LISTED ENTRIES -
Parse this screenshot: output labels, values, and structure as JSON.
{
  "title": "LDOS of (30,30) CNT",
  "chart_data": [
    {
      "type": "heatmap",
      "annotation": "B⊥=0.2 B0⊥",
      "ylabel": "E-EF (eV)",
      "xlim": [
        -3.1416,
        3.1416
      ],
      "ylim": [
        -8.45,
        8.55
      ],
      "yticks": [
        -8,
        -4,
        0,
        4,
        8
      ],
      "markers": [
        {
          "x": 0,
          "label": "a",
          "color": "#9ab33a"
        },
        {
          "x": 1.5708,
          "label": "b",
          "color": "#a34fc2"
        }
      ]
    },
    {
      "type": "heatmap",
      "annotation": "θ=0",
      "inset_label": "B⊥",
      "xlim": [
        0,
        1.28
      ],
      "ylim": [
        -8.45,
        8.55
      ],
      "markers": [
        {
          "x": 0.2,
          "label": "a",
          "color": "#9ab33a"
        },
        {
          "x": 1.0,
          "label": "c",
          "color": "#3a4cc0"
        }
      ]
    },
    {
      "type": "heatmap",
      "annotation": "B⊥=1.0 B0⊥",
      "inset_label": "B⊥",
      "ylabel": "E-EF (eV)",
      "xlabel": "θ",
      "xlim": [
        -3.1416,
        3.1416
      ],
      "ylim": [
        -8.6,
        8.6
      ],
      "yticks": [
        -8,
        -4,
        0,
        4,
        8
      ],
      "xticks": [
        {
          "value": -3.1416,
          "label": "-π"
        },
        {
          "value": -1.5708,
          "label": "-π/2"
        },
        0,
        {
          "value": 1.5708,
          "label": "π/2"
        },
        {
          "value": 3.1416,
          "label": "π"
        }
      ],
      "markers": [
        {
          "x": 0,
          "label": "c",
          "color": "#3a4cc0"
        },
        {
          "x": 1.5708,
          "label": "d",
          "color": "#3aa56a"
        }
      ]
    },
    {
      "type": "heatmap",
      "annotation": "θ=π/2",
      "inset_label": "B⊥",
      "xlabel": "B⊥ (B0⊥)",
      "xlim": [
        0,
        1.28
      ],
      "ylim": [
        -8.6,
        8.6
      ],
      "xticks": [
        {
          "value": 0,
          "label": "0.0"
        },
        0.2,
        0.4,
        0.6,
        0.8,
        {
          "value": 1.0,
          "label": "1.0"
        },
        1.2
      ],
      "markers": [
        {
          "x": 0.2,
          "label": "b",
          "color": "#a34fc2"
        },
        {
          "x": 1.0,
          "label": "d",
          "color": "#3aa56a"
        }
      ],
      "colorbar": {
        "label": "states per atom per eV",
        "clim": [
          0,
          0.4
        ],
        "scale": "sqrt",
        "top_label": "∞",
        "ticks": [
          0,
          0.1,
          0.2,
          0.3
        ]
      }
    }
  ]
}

TASK GOAL -
The answer must consist solely of the number of lines in the entries that contain the word "annotation".

RESPONSE -
4